Extracted data entries
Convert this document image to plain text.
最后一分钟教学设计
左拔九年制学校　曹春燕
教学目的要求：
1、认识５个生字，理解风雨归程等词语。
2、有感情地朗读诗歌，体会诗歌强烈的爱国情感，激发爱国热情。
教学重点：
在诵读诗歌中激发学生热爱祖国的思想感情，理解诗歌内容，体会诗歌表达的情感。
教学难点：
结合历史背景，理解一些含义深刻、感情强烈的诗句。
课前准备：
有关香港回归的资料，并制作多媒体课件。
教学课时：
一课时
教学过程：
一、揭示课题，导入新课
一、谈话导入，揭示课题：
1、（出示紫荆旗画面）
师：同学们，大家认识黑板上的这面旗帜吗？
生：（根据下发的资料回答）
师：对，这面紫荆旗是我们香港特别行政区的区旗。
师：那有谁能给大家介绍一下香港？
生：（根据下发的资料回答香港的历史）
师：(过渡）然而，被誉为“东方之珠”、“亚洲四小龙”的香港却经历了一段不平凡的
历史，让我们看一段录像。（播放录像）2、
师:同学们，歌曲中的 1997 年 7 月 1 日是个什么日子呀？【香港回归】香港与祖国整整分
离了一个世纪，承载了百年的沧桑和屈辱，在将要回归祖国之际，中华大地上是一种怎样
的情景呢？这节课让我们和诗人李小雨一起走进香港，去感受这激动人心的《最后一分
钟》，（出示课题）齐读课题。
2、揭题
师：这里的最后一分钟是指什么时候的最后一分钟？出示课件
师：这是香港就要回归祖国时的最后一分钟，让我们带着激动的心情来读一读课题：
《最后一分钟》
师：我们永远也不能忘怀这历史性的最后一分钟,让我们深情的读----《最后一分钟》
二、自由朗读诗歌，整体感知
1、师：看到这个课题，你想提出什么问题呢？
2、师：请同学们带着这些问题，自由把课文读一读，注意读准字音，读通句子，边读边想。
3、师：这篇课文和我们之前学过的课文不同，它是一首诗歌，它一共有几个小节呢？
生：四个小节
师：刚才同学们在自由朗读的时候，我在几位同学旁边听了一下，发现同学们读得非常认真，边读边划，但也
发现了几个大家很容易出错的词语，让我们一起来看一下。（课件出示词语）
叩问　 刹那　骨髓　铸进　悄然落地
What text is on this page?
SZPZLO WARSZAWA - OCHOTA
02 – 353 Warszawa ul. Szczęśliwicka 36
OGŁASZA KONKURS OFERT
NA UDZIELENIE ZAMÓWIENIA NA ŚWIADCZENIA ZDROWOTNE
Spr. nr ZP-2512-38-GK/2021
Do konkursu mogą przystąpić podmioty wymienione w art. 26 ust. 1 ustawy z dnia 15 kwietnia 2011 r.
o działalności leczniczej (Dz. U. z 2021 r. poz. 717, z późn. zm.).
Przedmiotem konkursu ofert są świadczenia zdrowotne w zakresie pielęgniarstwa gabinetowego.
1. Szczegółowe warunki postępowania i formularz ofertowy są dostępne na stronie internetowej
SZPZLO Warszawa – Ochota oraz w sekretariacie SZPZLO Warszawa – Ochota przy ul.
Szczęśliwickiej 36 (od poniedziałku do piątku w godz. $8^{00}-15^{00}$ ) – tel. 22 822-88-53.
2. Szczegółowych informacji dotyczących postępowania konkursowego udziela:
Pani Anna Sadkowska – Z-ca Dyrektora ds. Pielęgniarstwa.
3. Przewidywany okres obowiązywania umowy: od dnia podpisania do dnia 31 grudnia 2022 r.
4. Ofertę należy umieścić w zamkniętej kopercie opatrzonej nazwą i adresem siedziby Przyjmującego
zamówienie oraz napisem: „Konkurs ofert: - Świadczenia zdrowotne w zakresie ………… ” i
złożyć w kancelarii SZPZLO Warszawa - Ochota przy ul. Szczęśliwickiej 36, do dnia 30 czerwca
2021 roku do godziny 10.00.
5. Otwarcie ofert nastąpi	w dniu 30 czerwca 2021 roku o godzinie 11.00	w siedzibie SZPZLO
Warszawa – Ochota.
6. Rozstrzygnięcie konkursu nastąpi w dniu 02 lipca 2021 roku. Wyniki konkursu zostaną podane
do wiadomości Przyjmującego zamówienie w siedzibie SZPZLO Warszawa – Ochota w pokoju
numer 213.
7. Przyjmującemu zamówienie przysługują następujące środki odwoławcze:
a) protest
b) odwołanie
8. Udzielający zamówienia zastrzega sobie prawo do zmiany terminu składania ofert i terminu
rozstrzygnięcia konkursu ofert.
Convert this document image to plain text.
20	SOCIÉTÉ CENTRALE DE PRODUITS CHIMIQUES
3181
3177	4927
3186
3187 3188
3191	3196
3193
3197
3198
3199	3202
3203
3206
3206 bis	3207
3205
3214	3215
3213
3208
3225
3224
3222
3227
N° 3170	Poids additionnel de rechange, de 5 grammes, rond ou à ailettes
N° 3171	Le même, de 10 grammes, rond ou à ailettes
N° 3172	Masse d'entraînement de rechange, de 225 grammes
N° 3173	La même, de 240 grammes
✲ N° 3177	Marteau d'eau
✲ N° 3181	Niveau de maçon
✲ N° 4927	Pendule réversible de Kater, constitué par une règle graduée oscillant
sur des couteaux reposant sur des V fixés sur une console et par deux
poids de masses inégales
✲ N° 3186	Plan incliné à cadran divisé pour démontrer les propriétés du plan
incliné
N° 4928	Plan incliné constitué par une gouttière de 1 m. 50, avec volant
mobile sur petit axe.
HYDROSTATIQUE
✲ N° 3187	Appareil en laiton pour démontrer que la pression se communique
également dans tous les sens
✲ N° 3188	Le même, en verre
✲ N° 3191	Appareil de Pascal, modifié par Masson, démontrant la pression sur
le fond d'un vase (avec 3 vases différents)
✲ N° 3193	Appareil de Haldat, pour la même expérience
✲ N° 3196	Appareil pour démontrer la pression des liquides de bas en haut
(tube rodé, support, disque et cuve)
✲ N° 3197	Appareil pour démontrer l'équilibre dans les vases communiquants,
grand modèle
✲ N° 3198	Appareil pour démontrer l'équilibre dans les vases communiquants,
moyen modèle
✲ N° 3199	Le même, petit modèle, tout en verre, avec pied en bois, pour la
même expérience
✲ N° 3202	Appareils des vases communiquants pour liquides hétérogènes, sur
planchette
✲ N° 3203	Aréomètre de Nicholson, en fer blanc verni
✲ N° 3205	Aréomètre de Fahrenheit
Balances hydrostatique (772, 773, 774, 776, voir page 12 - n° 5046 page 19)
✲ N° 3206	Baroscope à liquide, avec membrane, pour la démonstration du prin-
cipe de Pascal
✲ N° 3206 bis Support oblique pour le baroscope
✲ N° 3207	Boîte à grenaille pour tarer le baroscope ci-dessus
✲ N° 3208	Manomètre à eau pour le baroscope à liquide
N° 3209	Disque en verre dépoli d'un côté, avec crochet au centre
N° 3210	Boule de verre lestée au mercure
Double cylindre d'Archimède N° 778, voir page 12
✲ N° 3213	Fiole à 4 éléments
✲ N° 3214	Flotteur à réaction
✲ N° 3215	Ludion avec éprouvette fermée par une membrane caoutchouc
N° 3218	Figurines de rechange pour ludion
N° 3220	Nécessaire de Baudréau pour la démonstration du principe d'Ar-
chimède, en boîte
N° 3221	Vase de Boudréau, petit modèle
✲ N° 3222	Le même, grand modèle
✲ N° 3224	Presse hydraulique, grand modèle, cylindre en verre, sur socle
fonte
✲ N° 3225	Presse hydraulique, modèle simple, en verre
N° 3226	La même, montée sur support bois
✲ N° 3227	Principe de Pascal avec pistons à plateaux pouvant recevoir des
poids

• [EXERCISE DETAILS] Repeat every record, exactly as written.

• [RESULT]
Convert this document image to plain text.
最后一分钟教学设计
左拔九年制学校　曹春燕
教学目的要求：
1、认识５个生字，理解风雨归程等词语。
2、有感情地朗读诗歌，体会诗歌强烈的爱国情感，激发爱国热情。
教学重点：
在诵读诗歌中激发学生热爱祖国的思想感情，理解诗歌内容，体会诗歌表达的情感。
教学难点：
结合历史背景，理解一些含义深刻、感情强烈的诗句。
课前准备：
有关香港回归的资料，并制作多媒体课件。
教学课时：
一课时
教学过程：
一、揭示课题，导入新课
一、谈话导入，揭示课题：
1、（出示紫荆旗画面）
师：同学们，大家认识黑板上的这面旗帜吗？
生：（根据下发的资料回答）
师：对，这面紫荆旗是我们香港特别行政区的区旗。
师：那有谁能给大家介绍一下香港？
生：（根据下发的资料回答香港的历史）
师：(过渡）然而，被誉为“东方之珠”、“亚洲四小龙”的香港却经历了一段不平凡的
历史，让我们看一段录像。（播放录像）2、
师:同学们，歌曲中的 1997 年 7 月 1 日是个什么日子呀？【香港回归】香港与祖国整整分
离了一个世纪，承载了百年的沧桑和屈辱，在将要回归祖国之际，中华大地上是一种怎样
的情景呢？这节课让我们和诗人李小雨一起走进香港，去感受这激动人心的《最后一分
钟》，（出示课题）齐读课题。
2、揭题
师：这里的最后一分钟是指什么时候的最后一分钟？出示课件
师：这是香港就要回归祖国时的最后一分钟，让我们带着激动的心情来读一读课题：
《最后一分钟》
师：我们永远也不能忘怀这历史性的最后一分钟,让我们深情的读----《最后一分钟》
二、自由朗读诗歌，整体感知
1、师：看到这个课题，你想提出什么问题呢？
2、师：请同学们带着这些问题，自由把课文读一读，注意读准字音，读通句子，边读边想。
3、师：这篇课文和我们之前学过的课文不同，它是一首诗歌，它一共有几个小节呢？
生：四个小节
师：刚才同学们在自由朗读的时候，我在几位同学旁边听了一下，发现同学们读得非常认真，边读边划，但也
发现了几个大家很容易出错的词语，让我们一起来看一下。（课件出示词语）
叩问　 刹那　骨髓　铸进　悄然落地
What text is on this page?
SZPZLO WARSZAWA - OCHOTA
02 – 353 Warszawa ul. Szczęśliwicka 36
OGŁASZA KONKURS OFERT
NA UDZIELENIE ZAMÓWIENIA NA ŚWIADCZENIA ZDROWOTNE
Spr. nr ZP-2512-38-GK/2021
Do konkursu mogą przystąpić podmioty wymienione w art. 26 ust. 1 ustawy z dnia 15 kwietnia 2011 r.
o działalności leczniczej (Dz. U. z 2021 r. poz. 717, z późn. zm.).
Przedmiotem konkursu ofert są świadczenia zdrowotne w zakresie pielęgniarstwa gabinetowego.
1. Szczegółowe warunki postępowania i formularz ofertowy są dostępne na stronie internetowej
SZPZLO Warszawa – Ochota oraz w sekretariacie SZPZLO Warszawa – Ochota przy ul.
Szczęśliwickiej 36 (od poniedziałku do piątku w godz. $8^{00}-15^{00}$ ) – tel. 22 822-88-53.
2. Szczegółowych informacji dotyczących postępowania konkursowego udziela:
Pani Anna Sadkowska – Z-ca Dyrektora ds. Pielęgniarstwa.
3. Przewidywany okres obowiązywania umowy: od dnia podpisania do dnia 31 grudnia 2022 r.
4. Ofertę należy umieścić w zamkniętej kopercie opatrzonej nazwą i adresem siedziby Przyjmującego
zamówienie oraz napisem: „Konkurs ofert: - Świadczenia zdrowotne w zakresie ………… ” i
złożyć w kancelarii SZPZLO Warszawa - Ochota przy ul. Szczęśliwickiej 36, do dnia 30 czerwca
2021 roku do godziny 10.00.
5. Otwarcie ofert nastąpi	w dniu 30 czerwca 2021 roku o godzinie 11.00	w siedzibie SZPZLO
Warszawa – Ochota.
6. Rozstrzygnięcie konkursu nastąpi w dniu 02 lipca 2021 roku. Wyniki konkursu zostaną podane
do wiadomości Przyjmującego zamówienie w siedzibie SZPZLO Warszawa – Ochota w pokoju
numer 213.
7. Przyjmującemu zamówienie przysługują następujące środki odwoławcze:
a) protest
b) odwołanie
8. Udzielający zamówienia zastrzega sobie prawo do zmiany terminu składania ofert i terminu
rozstrzygnięcia konkursu ofert.
Convert this document image to plain text.
20	SOCIÉTÉ CENTRALE DE PRODUITS CHIMIQUES
3181
3177	4927
3186
3187 3188
3191	3196
3193
3197
3198
3199	3202
3203
3206
3206 bis	3207
3205
3214	3215
3213
3208
3225
3224
3222
3227
N° 3170	Poids additionnel de rechange, de 5 grammes, rond ou à ailettes
N° 3171	Le même, de 10 grammes, rond ou à ailettes
N° 3172	Masse d'entraînement de rechange, de 225 grammes
N° 3173	La même, de 240 grammes
✲ N° 3177	Marteau d'eau
✲ N° 3181	Niveau de maçon
✲ N° 4927	Pendule réversible de Kater, constitué par une règle graduée oscillant
sur des couteaux reposant sur des V fixés sur une console et par deux
poids de masses inégales
✲ N° 3186	Plan incliné à cadran divisé pour démontrer les propriétés du plan
incliné
N° 4928	Plan incliné constitué par une gouttière de 1 m. 50, avec volant
mobile sur petit axe.
HYDROSTATIQUE
✲ N° 3187	Appareil en laiton pour démontrer que la pression se communique
également dans tous les sens
✲ N° 3188	Le même, en verre
✲ N° 3191	Appareil de Pascal, modifié par Masson, démontrant la pression sur
le fond d'un vase (avec 3 vases différents)
✲ N° 3193	Appareil de Haldat, pour la même expérience
✲ N° 3196	Appareil pour démontrer la pression des liquides de bas en haut
(tube rodé, support, disque et cuve)
✲ N° 3197	Appareil pour démontrer l'équilibre dans les vases communiquants,
grand modèle
✲ N° 3198	Appareil pour démontrer l'équilibre dans les vases communiquants,
moyen modèle
✲ N° 3199	Le même, petit modèle, tout en verre, avec pied en bois, pour la
même expérience
✲ N° 3202	Appareils des vases communiquants pour liquides hétérogènes, sur
planchette
✲ N° 3203	Aréomètre de Nicholson, en fer blanc verni
✲ N° 3205	Aréomètre de Fahrenheit
Balances hydrostatique (772, 773, 774, 776, voir page 12 - n° 5046 page 19)
✲ N° 3206	Baroscope à liquide, avec membrane, pour la démonstration du prin-
cipe de Pascal
✲ N° 3206 bis Support oblique pour le baroscope
✲ N° 3207	Boîte à grenaille pour tarer le baroscope ci-dessus
✲ N° 3208	Manomètre à eau pour le baroscope à liquide
N° 3209	Disque en verre dépoli d'un côté, avec crochet au centre
N° 3210	Boule de verre lestée au mercure
Double cylindre d'Archimède N° 778, voir page 12
✲ N° 3213	Fiole à 4 éléments
✲ N° 3214	Flotteur à réaction
✲ N° 3215	Ludion avec éprouvette fermée par une membrane caoutchouc
N° 3218	Figurines de rechange pour ludion
N° 3220	Nécessaire de Baudréau pour la démonstration du principe d'Ar-
chimède, en boîte
N° 3221	Vase de Boudréau, petit modèle
✲ N° 3222	Le même, grand modèle
✲ N° 3224	Presse hydraulique, grand modèle, cylindre en verre, sur socle
fonte
✲ N° 3225	Presse hydraulique, modèle simple, en verre
N° 3226	La même, montée sur support bois
✲ N° 3227	Principe de Pascal avec pistons à plateaux pouvant recevoir des
poids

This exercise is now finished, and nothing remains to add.